- [INSTRUCTIONS TO FOLLOW]: Transcribe the records below exactly, leaving out any pictures.
______
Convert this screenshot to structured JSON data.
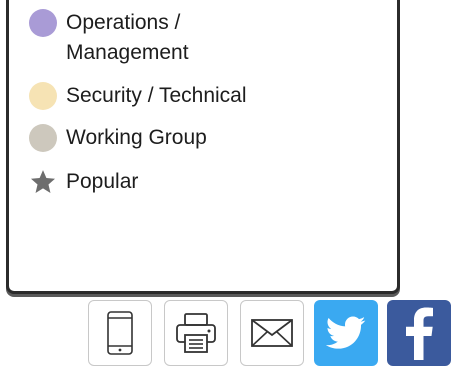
{
  "legend": {
    "items": [
      {
        "label": "Operations / Management",
        "line1": "Operations /",
        "line2": "Management",
        "color": "#a99bd6",
        "icon": "circle-swatch"
      },
      {
        "label": "Security / Technical",
        "color": "#f6e3b4",
        "icon": "circle-swatch"
      },
      {
        "label": "Working Group",
        "color": "#cdc8bd",
        "icon": "circle-swatch"
      },
      {
        "label": "Popular",
        "color": "#6d6d6d",
        "icon": "star-icon"
      }
    ]
  },
  "share": {
    "buttons": [
      {
        "name": "mobile",
        "icon": "mobile-phone-icon"
      },
      {
        "name": "print",
        "icon": "printer-icon"
      },
      {
        "name": "email",
        "icon": "envelope-icon"
      },
      {
        "name": "twitter",
        "icon": "twitter-bird-icon",
        "color": "#3aa9f1"
      },
      {
        "name": "facebook",
        "icon": "facebook-f-icon",
        "color": "#3b5a9d"
      }
    ]
  }
}
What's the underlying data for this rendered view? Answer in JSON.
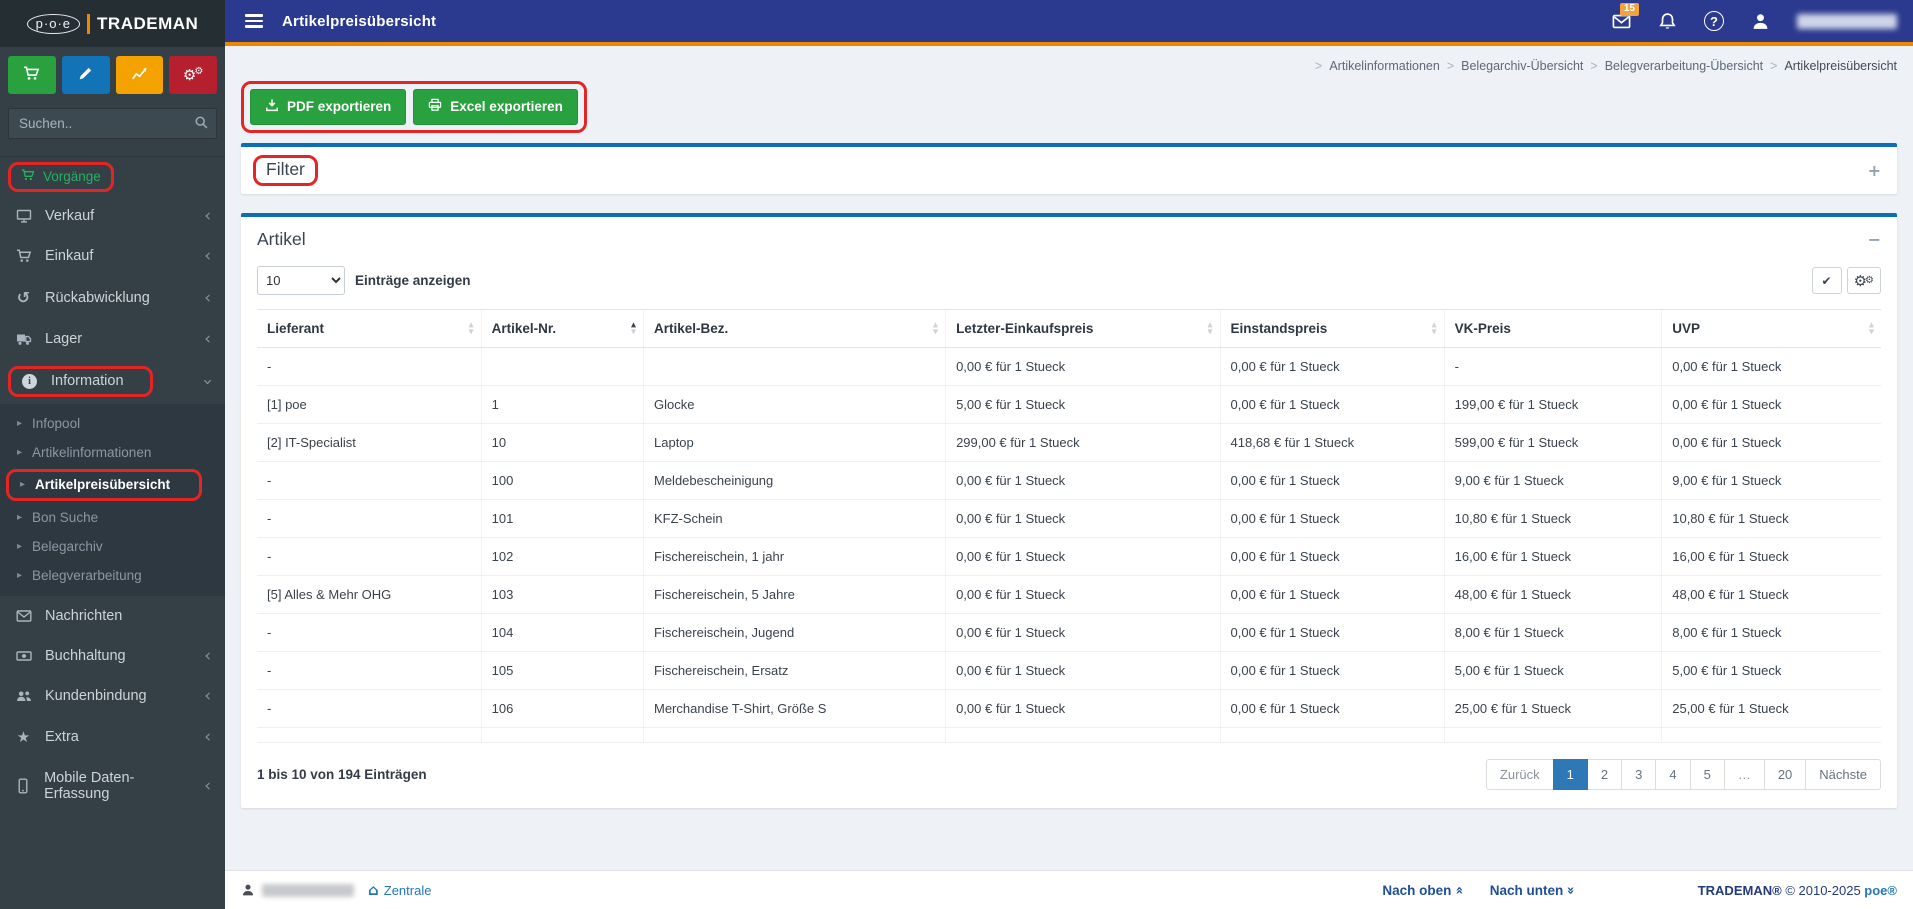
{
  "colors": {
    "topbar_blue": "#2b3a8e",
    "accent_orange": "#ee8600",
    "export_green": "#28a13e",
    "annotation_red": "#e32525",
    "panel_border_blue": "#0d6eb8",
    "active_page_blue": "#2e78b5",
    "sidebar_bg": "#343f46",
    "sidebar_section_green": "#27b161"
  },
  "icons": {
    "plus-icon": "+",
    "minus-icon": "−",
    "check-icon": "✔",
    "cogs-icon": "⚙",
    "home-icon": "⌂",
    "caret-right-icon": "▸",
    "sort-up-icon": "▴",
    "sort-down-icon": "▾",
    "chevron-left-icon": "‹",
    "chevron-double-icon": "«",
    "undo-icon": "↺",
    "star-icon": "★",
    "breadcrumb-separator": ">"
  },
  "sidebar": {
    "logo": {
      "poe": "p·o·e",
      "name": "TRADEMAN"
    },
    "quick_buttons": [
      {
        "name": "cart-quick-button",
        "icon": "cart",
        "color": "#28a13e"
      },
      {
        "name": "edit-quick-button",
        "icon": "pencil",
        "color": "#1273b6"
      },
      {
        "name": "stats-quick-button",
        "icon": "chart",
        "color": "#f3a200"
      },
      {
        "name": "settings-quick-button",
        "icon": "cogs",
        "color": "#b61f2e"
      }
    ],
    "search": {
      "placeholder": "Suchen.."
    },
    "section_label": "Vorgänge",
    "menu": [
      {
        "label": "Verkauf",
        "icon": "monitor",
        "chevron": true
      },
      {
        "label": "Einkauf",
        "icon": "cart",
        "chevron": true
      },
      {
        "label": "Rückabwicklung",
        "icon": "undo",
        "chevron": true
      },
      {
        "label": "Lager",
        "icon": "truck",
        "chevron": true
      },
      {
        "label": "Information",
        "icon": "info",
        "chevron": true,
        "expanded": true,
        "annotated": true,
        "children": [
          {
            "label": "Infopool"
          },
          {
            "label": "Artikelinformationen"
          },
          {
            "label": "Artikelpreisübersicht",
            "active": true,
            "annotated": true
          },
          {
            "label": "Bon Suche"
          },
          {
            "label": "Belegarchiv"
          },
          {
            "label": "Belegverarbeitung"
          }
        ]
      },
      {
        "label": "Nachrichten",
        "icon": "envelope"
      },
      {
        "label": "Buchhaltung",
        "icon": "money",
        "chevron": true
      },
      {
        "label": "Kundenbindung",
        "icon": "users",
        "chevron": true
      },
      {
        "label": "Extra",
        "icon": "star",
        "chevron": true
      },
      {
        "label": "Mobile Daten-Erfassung",
        "icon": "mobile",
        "chevron": true
      }
    ]
  },
  "topbar": {
    "title": "Artikelpreisübersicht",
    "mail_badge": "15"
  },
  "breadcrumb": {
    "items": [
      "Artikelinformationen",
      "Belegarchiv-Übersicht",
      "Belegverarbeitung-Übersicht",
      "Artikelpreisübersicht"
    ]
  },
  "toolbar": {
    "pdf_label": "PDF exportieren",
    "excel_label": "Excel exportieren"
  },
  "filter_panel": {
    "title": "Filter"
  },
  "table_panel": {
    "title": "Artikel",
    "page_size": "10",
    "entries_label": "Einträge anzeigen",
    "columns": [
      {
        "label": "Lieferant",
        "sort": "none"
      },
      {
        "label": "Artikel-Nr.",
        "sort": "asc"
      },
      {
        "label": "Artikel-Bez.",
        "sort": "none"
      },
      {
        "label": "Letzter-Einkaufspreis",
        "sort": "none"
      },
      {
        "label": "Einstandspreis",
        "sort": "none"
      },
      {
        "label": "VK-Preis",
        "sort": null
      },
      {
        "label": "UVP",
        "sort": "none"
      }
    ],
    "rows": [
      [
        "-",
        "",
        "",
        "0,00 € für 1 Stueck",
        "0,00 € für 1 Stueck",
        "-",
        "0,00 € für 1 Stueck"
      ],
      [
        "[1] poe",
        "1",
        "Glocke",
        "5,00 € für 1 Stueck",
        "0,00 € für 1 Stueck",
        "199,00 € für 1 Stueck",
        "0,00 € für 1 Stueck"
      ],
      [
        "[2] IT-Specialist",
        "10",
        "Laptop",
        "299,00 € für 1 Stueck",
        "418,68 € für 1 Stueck",
        "599,00 € für 1 Stueck",
        "0,00 € für 1 Stueck"
      ],
      [
        "-",
        "100",
        "Meldebescheinigung",
        "0,00 € für 1 Stueck",
        "0,00 € für 1 Stueck",
        "9,00 € für 1 Stueck",
        "9,00 € für 1 Stueck"
      ],
      [
        "-",
        "101",
        "KFZ-Schein",
        "0,00 € für 1 Stueck",
        "0,00 € für 1 Stueck",
        "10,80 € für 1 Stueck",
        "10,80 € für 1 Stueck"
      ],
      [
        "-",
        "102",
        "Fischereischein, 1 jahr",
        "0,00 € für 1 Stueck",
        "0,00 € für 1 Stueck",
        "16,00 € für 1 Stueck",
        "16,00 € für 1 Stueck"
      ],
      [
        "[5] Alles & Mehr OHG",
        "103",
        "Fischereischein, 5 Jahre",
        "0,00 € für 1 Stueck",
        "0,00 € für 1 Stueck",
        "48,00 € für 1 Stueck",
        "48,00 € für 1 Stueck"
      ],
      [
        "-",
        "104",
        "Fischereischein, Jugend",
        "0,00 € für 1 Stueck",
        "0,00 € für 1 Stueck",
        "8,00 € für 1 Stueck",
        "8,00 € für 1 Stueck"
      ],
      [
        "-",
        "105",
        "Fischereischein, Ersatz",
        "0,00 € für 1 Stueck",
        "0,00 € für 1 Stueck",
        "5,00 € für 1 Stueck",
        "5,00 € für 1 Stueck"
      ],
      [
        "-",
        "106",
        "Merchandise T-Shirt, Größe S",
        "0,00 € für 1 Stueck",
        "0,00 € für 1 Stueck",
        "25,00 € für 1 Stueck",
        "25,00 € für 1 Stueck"
      ]
    ],
    "info": "1 bis 10 von 194 Einträgen",
    "pagination": {
      "prev": "Zurück",
      "pages": [
        "1",
        "2",
        "3",
        "4",
        "5",
        "…",
        "20"
      ],
      "active": "1",
      "next": "Nächste"
    }
  },
  "footer": {
    "zentrale": "Zentrale",
    "nach_oben": "Nach oben",
    "nach_unten": "Nach unten",
    "brand": "TRADEMAN®",
    "copyright": "© 2010-2025",
    "owner": "poe®"
  }
}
______
- [WRITTEN ANSWER]:
Convert this screenshot to structured JSON data.
{
  "legend": {
    "items": [
      {
        "label": "Operations / Management",
        "line1": "Operations /",
        "line2": "Management",
        "color": "#a99bd6",
        "icon": "circle-swatch"
      },
      {
        "label": "Security / Technical",
        "color": "#f6e3b4",
        "icon": "circle-swatch"
      },
      {
        "label": "Working Group",
        "color": "#cdc8bd",
        "icon": "circle-swatch"
      },
      {
        "label": "Popular",
        "color": "#6d6d6d",
        "icon": "star-icon"
      }
    ]
  },
  "share": {
    "buttons": [
      {
        "name": "mobile",
        "icon": "mobile-phone-icon"
      },
      {
        "name": "print",
        "icon": "printer-icon"
      },
      {
        "name": "email",
        "icon": "envelope-icon"
      },
      {
        "name": "twitter",
        "icon": "twitter-bird-icon",
        "color": "#3aa9f1"
      },
      {
        "name": "facebook",
        "icon": "facebook-f-icon",
        "color": "#3b5a9d"
      }
    ]
  }
}
What's the underlying data for this rendered view? Answer in JSON.
{
  "colors": {
    "topbar_blue": "#2b3a8e",
    "accent_orange": "#ee8600",
    "export_green": "#28a13e",
    "annotation_red": "#e32525",
    "panel_border_blue": "#0d6eb8",
    "active_page_blue": "#2e78b5",
    "sidebar_bg": "#343f46",
    "sidebar_section_green": "#27b161"
  },
  "icons": {
    "plus-icon": "+",
    "minus-icon": "−",
    "check-icon": "✔",
    "cogs-icon": "⚙",
    "home-icon": "⌂",
    "caret-right-icon": "▸",
    "sort-up-icon": "▴",
    "sort-down-icon": "▾",
    "chevron-left-icon": "‹",
    "chevron-double-icon": "«",
    "undo-icon": "↺",
    "star-icon": "★",
    "breadcrumb-separator": ">"
  },
  "sidebar": {
    "logo": {
      "poe": "p·o·e",
      "name": "TRADEMAN"
    },
    "quick_buttons": [
      {
        "name": "cart-quick-button",
        "icon": "cart",
        "color": "#28a13e"
      },
      {
        "name": "edit-quick-button",
        "icon": "pencil",
        "color": "#1273b6"
      },
      {
        "name": "stats-quick-button",
        "icon": "chart",
        "color": "#f3a200"
      },
      {
        "name": "settings-quick-button",
        "icon": "cogs",
        "color": "#b61f2e"
      }
    ],
    "search": {
      "placeholder": "Suchen.."
    },
    "section_label": "Vorgänge",
    "menu": [
      {
        "label": "Verkauf",
        "icon": "monitor",
        "chevron": true
      },
      {
        "label": "Einkauf",
        "icon": "cart",
        "chevron": true
      },
      {
        "label": "Rückabwicklung",
        "icon": "undo",
        "chevron": true
      },
      {
        "label": "Lager",
        "icon": "truck",
        "chevron": true
      },
      {
        "label": "Information",
        "icon": "info",
        "chevron": true,
        "expanded": true,
        "annotated": true,
        "children": [
          {
            "label": "Infopool"
          },
          {
            "label": "Artikelinformationen"
          },
          {
            "label": "Artikelpreisübersicht",
            "active": true,
            "annotated": true
          },
          {
            "label": "Bon Suche"
          },
          {
            "label": "Belegarchiv"
          },
          {
            "label": "Belegverarbeitung"
          }
        ]
      },
      {
        "label": "Nachrichten",
        "icon": "envelope"
      },
      {
        "label": "Buchhaltung",
        "icon": "money",
        "chevron": true
      },
      {
        "label": "Kundenbindung",
        "icon": "users",
        "chevron": true
      },
      {
        "label": "Extra",
        "icon": "star",
        "chevron": true
      },
      {
        "label": "Mobile Daten-Erfassung",
        "icon": "mobile",
        "chevron": true
      }
    ]
  },
  "topbar": {
    "title": "Artikelpreisübersicht",
    "mail_badge": "15"
  },
  "breadcrumb": {
    "items": [
      "Artikelinformationen",
      "Belegarchiv-Übersicht",
      "Belegverarbeitung-Übersicht",
      "Artikelpreisübersicht"
    ]
  },
  "toolbar": {
    "pdf_label": "PDF exportieren",
    "excel_label": "Excel exportieren"
  },
  "filter_panel": {
    "title": "Filter"
  },
  "table_panel": {
    "title": "Artikel",
    "page_size": "10",
    "entries_label": "Einträge anzeigen",
    "columns": [
      {
        "label": "Lieferant",
        "sort": "none"
      },
      {
        "label": "Artikel-Nr.",
        "sort": "asc"
      },
      {
        "label": "Artikel-Bez.",
        "sort": "none"
      },
      {
        "label": "Letzter-Einkaufspreis",
        "sort": "none"
      },
      {
        "label": "Einstandspreis",
        "sort": "none"
      },
      {
        "label": "VK-Preis",
        "sort": null
      },
      {
        "label": "UVP",
        "sort": "none"
      }
    ],
    "rows": [
      [
        "-",
        "",
        "",
        "0,00 € für 1 Stueck",
        "0,00 € für 1 Stueck",
        "-",
        "0,00 € für 1 Stueck"
      ],
      [
        "[1] poe",
        "1",
        "Glocke",
        "5,00 € für 1 Stueck",
        "0,00 € für 1 Stueck",
        "199,00 € für 1 Stueck",
        "0,00 € für 1 Stueck"
      ],
      [
        "[2] IT-Specialist",
        "10",
        "Laptop",
        "299,00 € für 1 Stueck",
        "418,68 € für 1 Stueck",
        "599,00 € für 1 Stueck",
        "0,00 € für 1 Stueck"
      ],
      [
        "-",
        "100",
        "Meldebescheinigung",
        "0,00 € für 1 Stueck",
        "0,00 € für 1 Stueck",
        "9,00 € für 1 Stueck",
        "9,00 € für 1 Stueck"
      ],
      [
        "-",
        "101",
        "KFZ-Schein",
        "0,00 € für 1 Stueck",
        "0,00 € für 1 Stueck",
        "10,80 € für 1 Stueck",
        "10,80 € für 1 Stueck"
      ],
      [
        "-",
        "102",
        "Fischereischein, 1 jahr",
        "0,00 € für 1 Stueck",
        "0,00 € für 1 Stueck",
        "16,00 € für 1 Stueck",
        "16,00 € für 1 Stueck"
      ],
      [
        "[5] Alles & Mehr OHG",
        "103",
        "Fischereischein, 5 Jahre",
        "0,00 € für 1 Stueck",
        "0,00 € für 1 Stueck",
        "48,00 € für 1 Stueck",
        "48,00 € für 1 Stueck"
      ],
      [
        "-",
        "104",
        "Fischereischein, Jugend",
        "0,00 € für 1 Stueck",
        "0,00 € für 1 Stueck",
        "8,00 € für 1 Stueck",
        "8,00 € für 1 Stueck"
      ],
      [
        "-",
        "105",
        "Fischereischein, Ersatz",
        "0,00 € für 1 Stueck",
        "0,00 € für 1 Stueck",
        "5,00 € für 1 Stueck",
        "5,00 € für 1 Stueck"
      ],
      [
        "-",
        "106",
        "Merchandise T-Shirt, Größe S",
        "0,00 € für 1 Stueck",
        "0,00 € für 1 Stueck",
        "25,00 € für 1 Stueck",
        "25,00 € für 1 Stueck"
      ]
    ],
    "info": "1 bis 10 von 194 Einträgen",
    "pagination": {
      "prev": "Zurück",
      "pages": [
        "1",
        "2",
        "3",
        "4",
        "5",
        "…",
        "20"
      ],
      "active": "1",
      "next": "Nächste"
    }
  },
  "footer": {
    "zentrale": "Zentrale",
    "nach_oben": "Nach oben",
    "nach_unten": "Nach unten",
    "brand": "TRADEMAN®",
    "copyright": "© 2010-2025",
    "owner": "poe®"
  }
}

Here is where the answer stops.